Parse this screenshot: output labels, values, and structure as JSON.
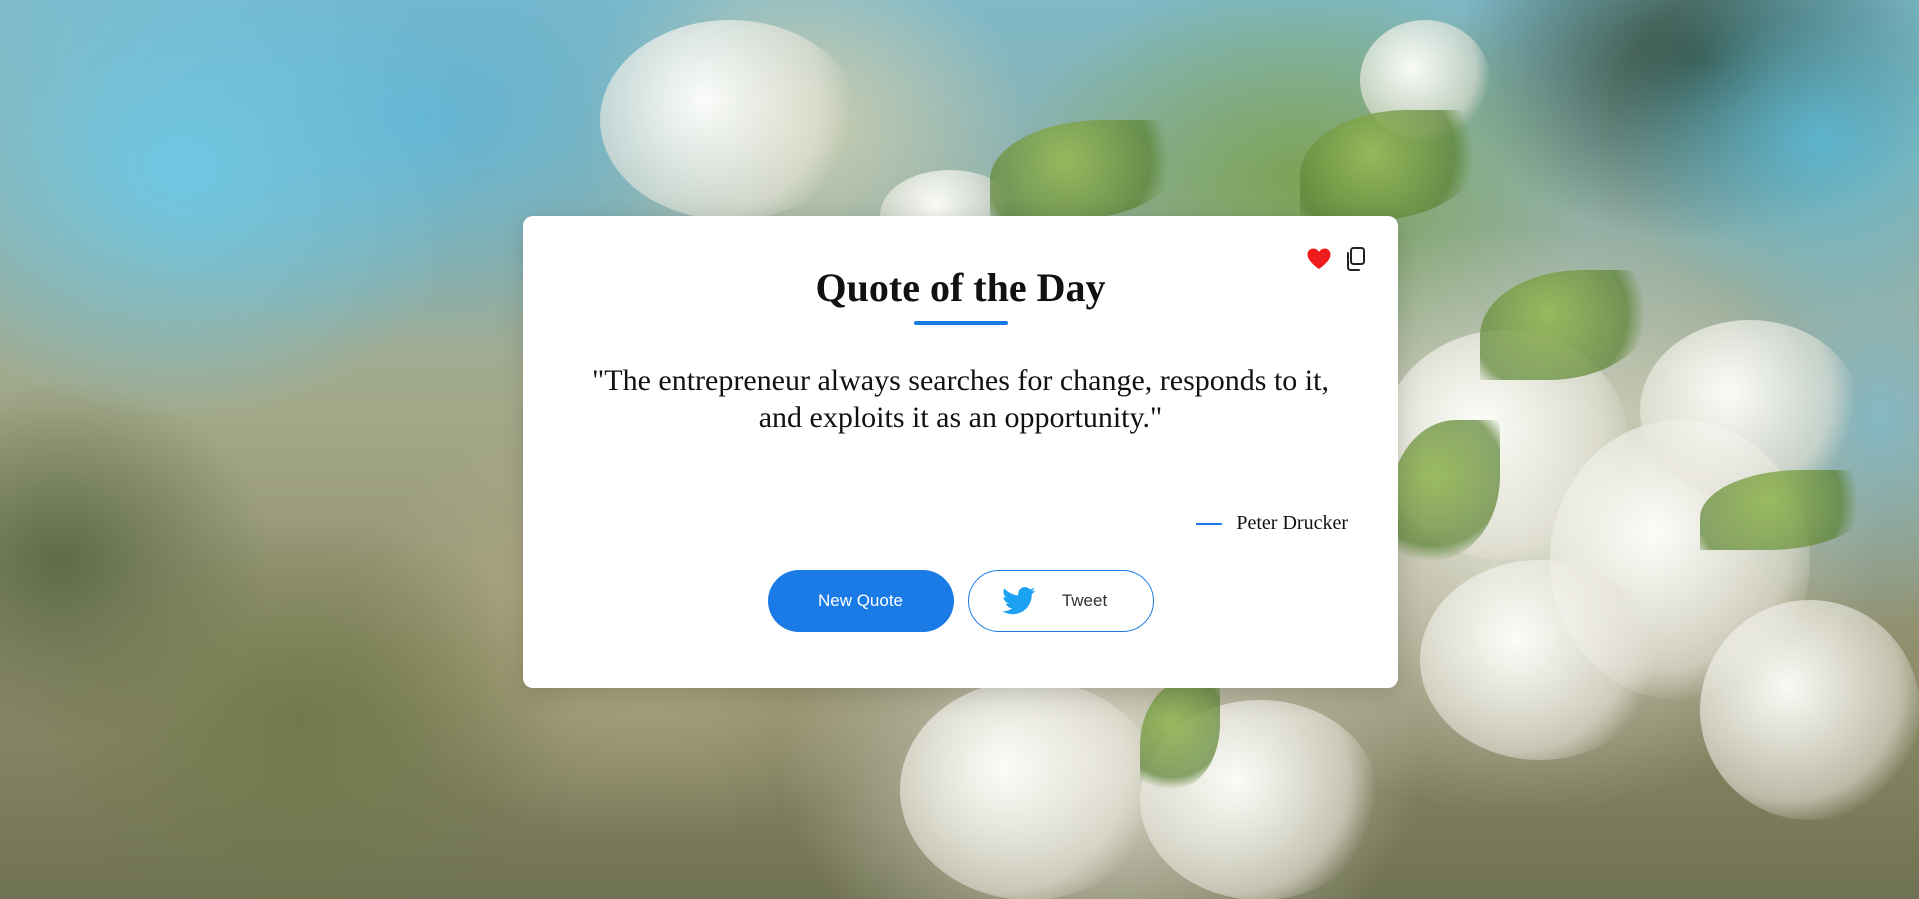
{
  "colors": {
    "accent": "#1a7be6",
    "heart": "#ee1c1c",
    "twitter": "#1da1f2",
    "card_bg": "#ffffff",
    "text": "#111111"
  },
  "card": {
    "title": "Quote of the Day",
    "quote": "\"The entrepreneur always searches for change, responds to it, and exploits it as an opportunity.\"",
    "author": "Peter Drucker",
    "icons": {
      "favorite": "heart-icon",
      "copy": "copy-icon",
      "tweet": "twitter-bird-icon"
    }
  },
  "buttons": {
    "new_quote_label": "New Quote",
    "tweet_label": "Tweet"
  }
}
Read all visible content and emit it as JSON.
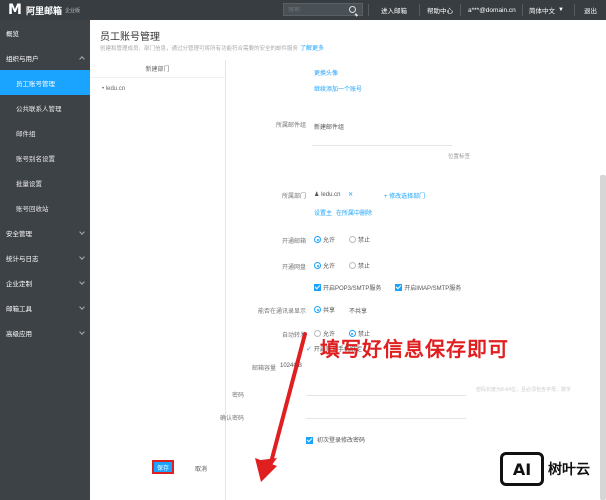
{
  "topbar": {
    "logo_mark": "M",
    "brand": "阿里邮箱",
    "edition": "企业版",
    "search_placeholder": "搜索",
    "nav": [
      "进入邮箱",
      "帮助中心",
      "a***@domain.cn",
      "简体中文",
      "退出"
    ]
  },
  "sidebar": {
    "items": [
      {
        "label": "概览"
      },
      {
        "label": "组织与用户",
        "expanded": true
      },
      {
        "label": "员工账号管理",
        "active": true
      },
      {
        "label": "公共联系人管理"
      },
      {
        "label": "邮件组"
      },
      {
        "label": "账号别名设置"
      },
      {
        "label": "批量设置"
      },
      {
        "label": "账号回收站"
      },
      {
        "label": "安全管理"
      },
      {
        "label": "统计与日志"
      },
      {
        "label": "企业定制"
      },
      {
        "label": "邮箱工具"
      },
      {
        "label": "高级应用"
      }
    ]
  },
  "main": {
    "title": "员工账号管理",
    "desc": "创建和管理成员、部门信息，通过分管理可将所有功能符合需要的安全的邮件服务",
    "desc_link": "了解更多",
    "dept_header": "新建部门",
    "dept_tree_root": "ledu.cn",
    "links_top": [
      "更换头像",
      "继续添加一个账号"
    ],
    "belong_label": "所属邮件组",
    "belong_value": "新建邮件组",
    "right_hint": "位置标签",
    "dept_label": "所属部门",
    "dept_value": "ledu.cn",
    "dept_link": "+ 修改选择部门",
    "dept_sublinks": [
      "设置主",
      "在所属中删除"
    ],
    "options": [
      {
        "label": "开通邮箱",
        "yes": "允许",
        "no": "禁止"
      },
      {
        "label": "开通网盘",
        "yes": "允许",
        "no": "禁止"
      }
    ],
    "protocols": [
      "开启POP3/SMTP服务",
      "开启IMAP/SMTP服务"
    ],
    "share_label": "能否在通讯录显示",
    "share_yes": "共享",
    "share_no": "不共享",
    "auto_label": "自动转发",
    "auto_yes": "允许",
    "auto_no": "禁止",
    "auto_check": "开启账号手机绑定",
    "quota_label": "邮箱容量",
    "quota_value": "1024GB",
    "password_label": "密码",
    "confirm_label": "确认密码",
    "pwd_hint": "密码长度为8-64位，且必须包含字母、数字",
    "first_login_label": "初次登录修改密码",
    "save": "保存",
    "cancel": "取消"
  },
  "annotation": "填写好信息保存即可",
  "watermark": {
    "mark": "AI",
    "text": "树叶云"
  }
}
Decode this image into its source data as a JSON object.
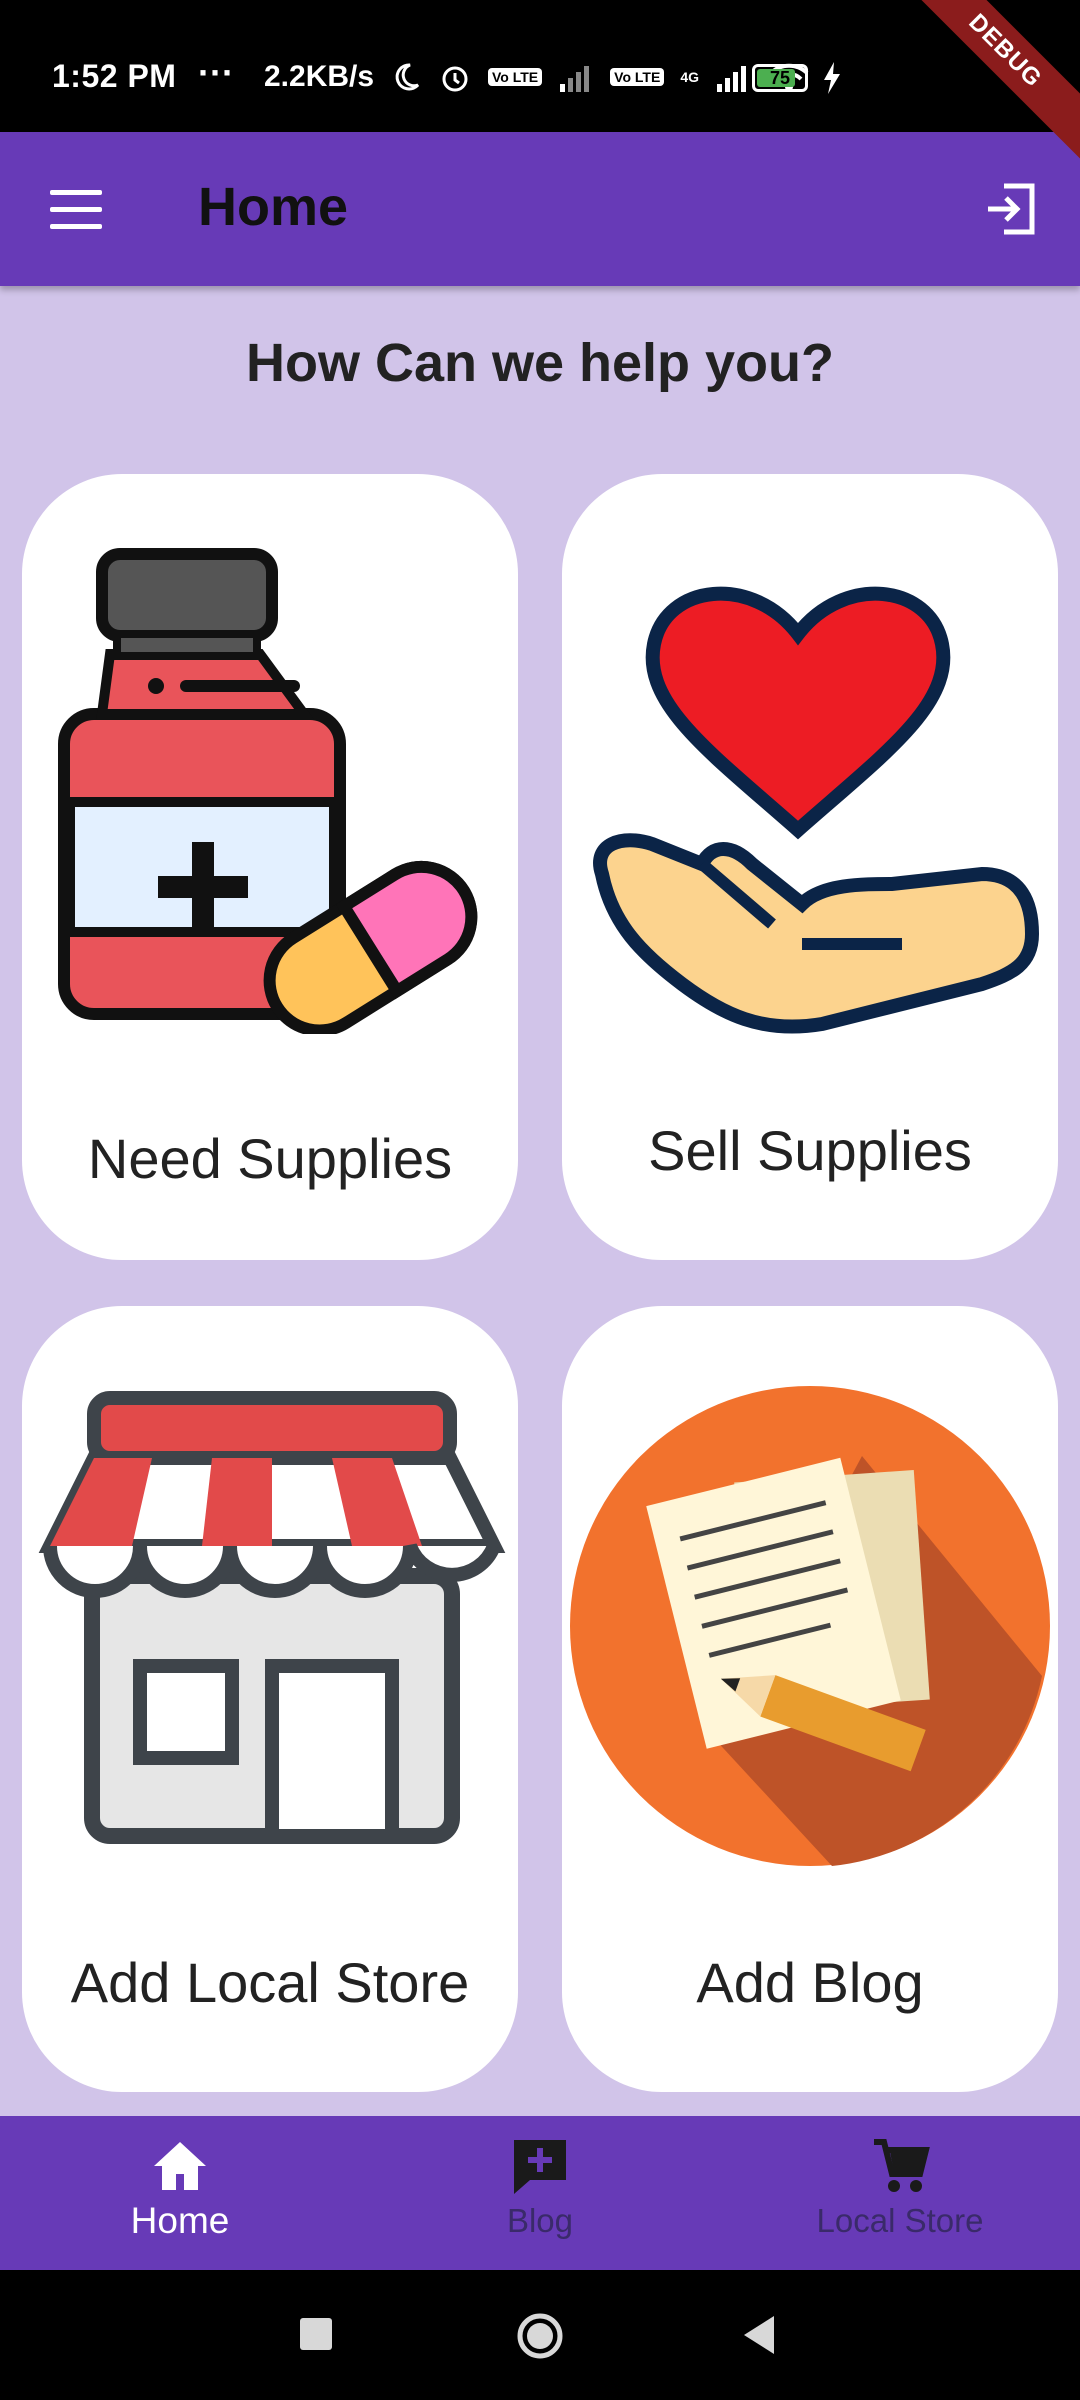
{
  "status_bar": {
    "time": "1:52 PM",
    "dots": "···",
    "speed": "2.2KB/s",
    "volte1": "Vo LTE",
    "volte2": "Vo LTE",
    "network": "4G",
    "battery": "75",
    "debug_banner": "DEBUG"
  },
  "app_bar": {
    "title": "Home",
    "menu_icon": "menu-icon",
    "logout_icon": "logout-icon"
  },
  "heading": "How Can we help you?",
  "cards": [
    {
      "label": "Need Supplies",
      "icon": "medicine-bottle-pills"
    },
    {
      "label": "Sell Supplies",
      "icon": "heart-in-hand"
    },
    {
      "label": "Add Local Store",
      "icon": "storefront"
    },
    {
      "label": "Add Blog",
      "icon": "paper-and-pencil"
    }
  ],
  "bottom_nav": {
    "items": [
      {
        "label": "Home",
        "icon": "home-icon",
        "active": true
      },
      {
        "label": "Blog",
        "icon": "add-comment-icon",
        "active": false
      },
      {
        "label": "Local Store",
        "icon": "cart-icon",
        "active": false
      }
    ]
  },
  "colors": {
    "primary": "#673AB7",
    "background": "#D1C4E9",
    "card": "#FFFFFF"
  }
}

+ + +

**Task directions**: Check each line of the entries above for the word "Local". List the ones that have it.

**Task solution**:
      "label": "Add Local Store",
        "label": "Local Store",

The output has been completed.